Source data:
************

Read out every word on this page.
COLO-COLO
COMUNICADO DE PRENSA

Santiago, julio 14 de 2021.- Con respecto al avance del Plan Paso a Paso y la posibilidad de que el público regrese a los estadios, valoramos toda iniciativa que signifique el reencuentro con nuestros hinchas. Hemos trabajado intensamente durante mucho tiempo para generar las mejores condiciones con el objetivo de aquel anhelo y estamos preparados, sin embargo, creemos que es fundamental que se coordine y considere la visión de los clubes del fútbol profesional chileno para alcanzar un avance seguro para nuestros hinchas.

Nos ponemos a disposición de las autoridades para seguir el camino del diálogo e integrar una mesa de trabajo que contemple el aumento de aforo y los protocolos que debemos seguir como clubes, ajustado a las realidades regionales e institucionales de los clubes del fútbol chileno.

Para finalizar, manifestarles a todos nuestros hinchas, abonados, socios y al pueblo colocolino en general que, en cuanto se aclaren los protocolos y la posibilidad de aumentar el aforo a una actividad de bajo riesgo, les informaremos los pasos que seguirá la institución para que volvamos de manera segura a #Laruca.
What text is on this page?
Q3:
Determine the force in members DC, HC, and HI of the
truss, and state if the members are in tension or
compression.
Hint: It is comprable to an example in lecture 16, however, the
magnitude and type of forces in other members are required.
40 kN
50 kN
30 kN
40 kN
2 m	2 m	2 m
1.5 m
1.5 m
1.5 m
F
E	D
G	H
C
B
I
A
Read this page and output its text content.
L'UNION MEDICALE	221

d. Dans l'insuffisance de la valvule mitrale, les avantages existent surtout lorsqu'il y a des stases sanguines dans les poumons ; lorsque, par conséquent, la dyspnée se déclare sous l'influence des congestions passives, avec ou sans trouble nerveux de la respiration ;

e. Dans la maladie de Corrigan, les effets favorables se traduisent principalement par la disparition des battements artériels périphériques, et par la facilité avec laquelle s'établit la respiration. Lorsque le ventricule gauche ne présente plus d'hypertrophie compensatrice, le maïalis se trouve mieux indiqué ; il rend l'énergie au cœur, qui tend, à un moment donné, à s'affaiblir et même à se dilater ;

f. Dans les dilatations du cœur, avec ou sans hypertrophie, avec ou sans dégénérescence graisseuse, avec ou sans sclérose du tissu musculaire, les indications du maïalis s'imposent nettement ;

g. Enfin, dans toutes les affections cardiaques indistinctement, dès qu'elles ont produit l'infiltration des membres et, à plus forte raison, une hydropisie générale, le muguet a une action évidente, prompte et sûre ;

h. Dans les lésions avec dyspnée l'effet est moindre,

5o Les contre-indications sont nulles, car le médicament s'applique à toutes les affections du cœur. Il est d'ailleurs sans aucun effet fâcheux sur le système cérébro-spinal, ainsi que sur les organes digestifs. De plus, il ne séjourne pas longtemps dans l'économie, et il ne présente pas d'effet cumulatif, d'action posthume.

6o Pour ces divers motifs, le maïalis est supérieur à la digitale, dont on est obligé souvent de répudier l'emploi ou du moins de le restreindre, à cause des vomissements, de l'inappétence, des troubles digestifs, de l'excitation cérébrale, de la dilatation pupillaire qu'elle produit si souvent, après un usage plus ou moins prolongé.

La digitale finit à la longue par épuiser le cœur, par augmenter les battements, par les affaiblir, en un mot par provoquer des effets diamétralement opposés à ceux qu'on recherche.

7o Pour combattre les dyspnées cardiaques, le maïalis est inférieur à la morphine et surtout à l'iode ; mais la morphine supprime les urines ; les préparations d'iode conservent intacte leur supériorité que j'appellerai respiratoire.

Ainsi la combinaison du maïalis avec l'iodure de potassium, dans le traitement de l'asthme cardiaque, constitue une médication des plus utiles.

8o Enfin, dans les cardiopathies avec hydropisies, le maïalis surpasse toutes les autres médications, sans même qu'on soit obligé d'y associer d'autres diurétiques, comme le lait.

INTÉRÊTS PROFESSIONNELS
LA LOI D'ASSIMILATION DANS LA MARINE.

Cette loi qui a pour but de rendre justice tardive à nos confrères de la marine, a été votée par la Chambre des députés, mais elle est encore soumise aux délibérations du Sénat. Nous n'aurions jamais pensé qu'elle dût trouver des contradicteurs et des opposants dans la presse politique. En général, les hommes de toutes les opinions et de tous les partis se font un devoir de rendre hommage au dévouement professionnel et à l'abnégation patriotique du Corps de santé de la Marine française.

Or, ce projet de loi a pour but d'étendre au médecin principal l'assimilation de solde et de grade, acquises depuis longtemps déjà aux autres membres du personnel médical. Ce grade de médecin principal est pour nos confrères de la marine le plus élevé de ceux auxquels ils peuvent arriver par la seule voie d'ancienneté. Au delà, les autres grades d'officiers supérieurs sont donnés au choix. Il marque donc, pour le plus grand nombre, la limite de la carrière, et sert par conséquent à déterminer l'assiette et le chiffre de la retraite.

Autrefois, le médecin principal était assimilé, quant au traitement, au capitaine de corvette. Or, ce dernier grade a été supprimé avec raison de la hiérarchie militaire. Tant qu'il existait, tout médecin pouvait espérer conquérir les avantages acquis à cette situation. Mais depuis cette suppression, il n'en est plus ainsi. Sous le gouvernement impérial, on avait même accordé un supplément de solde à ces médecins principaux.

************

- THE REQUEST -
Extract all of the data above without altering anything.

- RESULT -
Read out every word on this page.
COLO-COLO
COMUNICADO DE PRENSA

Santiago, julio 14 de 2021.- Con respecto al avance del Plan Paso a Paso y la posibilidad de que el público regrese a los estadios, valoramos toda iniciativa que signifique el reencuentro con nuestros hinchas. Hemos trabajado intensamente durante mucho tiempo para generar las mejores condiciones con el objetivo de aquel anhelo y estamos preparados, sin embargo, creemos que es fundamental que se coordine y considere la visión de los clubes del fútbol profesional chileno para alcanzar un avance seguro para nuestros hinchas.

Nos ponemos a disposición de las autoridades para seguir el camino del diálogo e integrar una mesa de trabajo que contemple el aumento de aforo y los protocolos que debemos seguir como clubes, ajustado a las realidades regionales e institucionales de los clubes del fútbol chileno.

Para finalizar, manifestarles a todos nuestros hinchas, abonados, socios y al pueblo colocolino en general que, en cuanto se aclaren los protocolos y la posibilidad de aumentar el aforo a una actividad de bajo riesgo, les informaremos los pasos que seguirá la institución para que volvamos de manera segura a #Laruca.
What text is on this page?
Q3:
Determine the force in members DC, HC, and HI of the
truss, and state if the members are in tension or
compression.
Hint: It is comprable to an example in lecture 16, however, the
magnitude and type of forces in other members are required.
40 kN
50 kN
30 kN
40 kN
2 m	2 m	2 m
1.5 m
1.5 m
1.5 m
F
E	D
G	H
C
B
I
A
Read this page and output its text content.
L'UNION MEDICALE	221

d. Dans l'insuffisance de la valvule mitrale, les avantages existent surtout lorsqu'il y a des stases sanguines dans les poumons ; lorsque, par conséquent, la dyspnée se déclare sous l'influence des congestions passives, avec ou sans trouble nerveux de la respiration ;

e. Dans la maladie de Corrigan, les effets favorables se traduisent principalement par la disparition des battements artériels périphériques, et par la facilité avec laquelle s'établit la respiration. Lorsque le ventricule gauche ne présente plus d'hypertrophie compensatrice, le maïalis se trouve mieux indiqué ; il rend l'énergie au cœur, qui tend, à un moment donné, à s'affaiblir et même à se dilater ;

f. Dans les dilatations du cœur, avec ou sans hypertrophie, avec ou sans dégénérescence graisseuse, avec ou sans sclérose du tissu musculaire, les indications du maïalis s'imposent nettement ;

g. Enfin, dans toutes les affections cardiaques indistinctement, dès qu'elles ont produit l'infiltration des membres et, à plus forte raison, une hydropisie générale, le muguet a une action évidente, prompte et sûre ;

h. Dans les lésions avec dyspnée l'effet est moindre,

5o Les contre-indications sont nulles, car le médicament s'applique à toutes les affections du cœur. Il est d'ailleurs sans aucun effet fâcheux sur le système cérébro-spinal, ainsi que sur les organes digestifs. De plus, il ne séjourne pas longtemps dans l'économie, et il ne présente pas d'effet cumulatif, d'action posthume.

6o Pour ces divers motifs, le maïalis est supérieur à la digitale, dont on est obligé souvent de répudier l'emploi ou du moins de le restreindre, à cause des vomissements, de l'inappétence, des troubles digestifs, de l'excitation cérébrale, de la dilatation pupillaire qu'elle produit si souvent, après un usage plus ou moins prolongé.

La digitale finit à la longue par épuiser le cœur, par augmenter les battements, par les affaiblir, en un mot par provoquer des effets diamétralement opposés à ceux qu'on recherche.

7o Pour combattre les dyspnées cardiaques, le maïalis est inférieur à la morphine et surtout à l'iode ; mais la morphine supprime les urines ; les préparations d'iode conservent intacte leur supériorité que j'appellerai respiratoire.

Ainsi la combinaison du maïalis avec l'iodure de potassium, dans le traitement de l'asthme cardiaque, constitue une médication des plus utiles.

8o Enfin, dans les cardiopathies avec hydropisies, le maïalis surpasse toutes les autres médications, sans même qu'on soit obligé d'y associer d'autres diurétiques, comme le lait.

INTÉRÊTS PROFESSIONNELS
LA LOI D'ASSIMILATION DANS LA MARINE.

Cette loi qui a pour but de rendre justice tardive à nos confrères de la marine, a été votée par la Chambre des députés, mais elle est encore soumise aux délibérations du Sénat. Nous n'aurions jamais pensé qu'elle dût trouver des contradicteurs et des opposants dans la presse politique. En général, les hommes de toutes les opinions et de tous les partis se font un devoir de rendre hommage au dévouement professionnel et à l'abnégation patriotique du Corps de santé de la Marine française.

Or, ce projet de loi a pour but d'étendre au médecin principal l'assimilation de solde et de grade, acquises depuis longtemps déjà aux autres membres du personnel médical. Ce grade de médecin principal est pour nos confrères de la marine le plus élevé de ceux auxquels ils peuvent arriver par la seule voie d'ancienneté. Au delà, les autres grades d'officiers supérieurs sont donnés au choix. Il marque donc, pour le plus grand nombre, la limite de la carrière, et sert par conséquent à déterminer l'assiette et le chiffre de la retraite.

Autrefois, le médecin principal était assimilé, quant au traitement, au capitaine de corvette. Or, ce dernier grade a été supprimé avec raison de la hiérarchie militaire. Tant qu'il existait, tout médecin pouvait espérer conquérir les avantages acquis à cette situation. Mais depuis cette suppression, il n'en est plus ainsi. Sous le gouvernement impérial, on avait même accordé un supplément de solde à ces médecins principaux.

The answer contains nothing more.